Written instruction —
Are you able to retype all the records below exactly?

Raw records

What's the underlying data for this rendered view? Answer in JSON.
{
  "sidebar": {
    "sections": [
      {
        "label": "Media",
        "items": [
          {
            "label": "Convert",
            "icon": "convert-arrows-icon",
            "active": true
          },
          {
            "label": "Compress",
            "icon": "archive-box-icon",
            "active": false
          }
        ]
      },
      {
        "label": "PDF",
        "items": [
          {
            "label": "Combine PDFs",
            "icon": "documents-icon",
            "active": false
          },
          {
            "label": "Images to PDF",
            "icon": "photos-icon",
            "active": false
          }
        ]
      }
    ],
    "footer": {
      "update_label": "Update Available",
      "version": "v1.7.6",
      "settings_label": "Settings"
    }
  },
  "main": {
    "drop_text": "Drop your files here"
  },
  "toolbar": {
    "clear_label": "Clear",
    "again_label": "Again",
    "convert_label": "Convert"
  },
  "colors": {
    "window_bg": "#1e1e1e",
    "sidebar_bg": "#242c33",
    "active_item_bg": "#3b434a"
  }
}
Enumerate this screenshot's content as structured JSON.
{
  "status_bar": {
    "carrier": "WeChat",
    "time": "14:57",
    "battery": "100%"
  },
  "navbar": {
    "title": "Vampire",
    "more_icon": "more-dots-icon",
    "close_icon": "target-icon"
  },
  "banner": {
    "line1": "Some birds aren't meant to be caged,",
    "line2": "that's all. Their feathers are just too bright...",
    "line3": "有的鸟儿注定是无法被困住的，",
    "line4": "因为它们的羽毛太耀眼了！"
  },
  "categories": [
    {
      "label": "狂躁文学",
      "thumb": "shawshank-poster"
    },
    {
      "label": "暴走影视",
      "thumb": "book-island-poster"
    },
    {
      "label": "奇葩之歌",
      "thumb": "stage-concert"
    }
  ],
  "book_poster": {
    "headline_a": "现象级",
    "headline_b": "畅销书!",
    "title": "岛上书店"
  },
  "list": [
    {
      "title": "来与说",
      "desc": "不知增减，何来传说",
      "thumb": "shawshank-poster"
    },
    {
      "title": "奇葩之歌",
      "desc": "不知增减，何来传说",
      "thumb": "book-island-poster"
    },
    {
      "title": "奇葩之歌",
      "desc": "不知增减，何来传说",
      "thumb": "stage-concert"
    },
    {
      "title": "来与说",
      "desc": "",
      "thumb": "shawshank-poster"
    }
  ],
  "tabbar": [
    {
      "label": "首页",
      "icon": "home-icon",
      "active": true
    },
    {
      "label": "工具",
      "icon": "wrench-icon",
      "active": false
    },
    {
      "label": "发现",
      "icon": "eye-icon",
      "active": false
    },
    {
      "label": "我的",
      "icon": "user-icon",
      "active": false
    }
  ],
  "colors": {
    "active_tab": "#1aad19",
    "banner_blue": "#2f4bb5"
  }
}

Solution to this problem —
What's the underlying data for this rendered view? Answer in JSON.
{
  "sidebar": {
    "sections": [
      {
        "label": "Media",
        "items": [
          {
            "label": "Convert",
            "icon": "convert-arrows-icon",
            "active": true
          },
          {
            "label": "Compress",
            "icon": "archive-box-icon",
            "active": false
          }
        ]
      },
      {
        "label": "PDF",
        "items": [
          {
            "label": "Combine PDFs",
            "icon": "documents-icon",
            "active": false
          },
          {
            "label": "Images to PDF",
            "icon": "photos-icon",
            "active": false
          }
        ]
      }
    ],
    "footer": {
      "update_label": "Update Available",
      "version": "v1.7.6",
      "settings_label": "Settings"
    }
  },
  "main": {
    "drop_text": "Drop your files here"
  },
  "toolbar": {
    "clear_label": "Clear",
    "again_label": "Again",
    "convert_label": "Convert"
  },
  "colors": {
    "window_bg": "#1e1e1e",
    "sidebar_bg": "#242c33",
    "active_item_bg": "#3b434a"
  }
}
Enumerate this screenshot's content as structured JSON.
{
  "status_bar": {
    "carrier": "WeChat",
    "time": "14:57",
    "battery": "100%"
  },
  "navbar": {
    "title": "Vampire",
    "more_icon": "more-dots-icon",
    "close_icon": "target-icon"
  },
  "banner": {
    "line1": "Some birds aren't meant to be caged,",
    "line2": "that's all. Their feathers are just too bright...",
    "line3": "有的鸟儿注定是无法被困住的，",
    "line4": "因为它们的羽毛太耀眼了！"
  },
  "categories": [
    {
      "label": "狂躁文学",
      "thumb": "shawshank-poster"
    },
    {
      "label": "暴走影视",
      "thumb": "book-island-poster"
    },
    {
      "label": "奇葩之歌",
      "thumb": "stage-concert"
    }
  ],
  "book_poster": {
    "headline_a": "现象级",
    "headline_b": "畅销书!",
    "title": "岛上书店"
  },
  "list": [
    {
      "title": "来与说",
      "desc": "不知增减，何来传说",
      "thumb": "shawshank-poster"
    },
    {
      "title": "奇葩之歌",
      "desc": "不知增减，何来传说",
      "thumb": "book-island-poster"
    },
    {
      "title": "奇葩之歌",
      "desc": "不知增减，何来传说",
      "thumb": "stage-concert"
    },
    {
      "title": "来与说",
      "desc": "",
      "thumb": "shawshank-poster"
    }
  ],
  "tabbar": [
    {
      "label": "首页",
      "icon": "home-icon",
      "active": true
    },
    {
      "label": "工具",
      "icon": "wrench-icon",
      "active": false
    },
    {
      "label": "发现",
      "icon": "eye-icon",
      "active": false
    },
    {
      "label": "我的",
      "icon": "user-icon",
      "active": false
    }
  ],
  "colors": {
    "active_tab": "#1aad19",
    "banner_blue": "#2f4bb5"
  }
}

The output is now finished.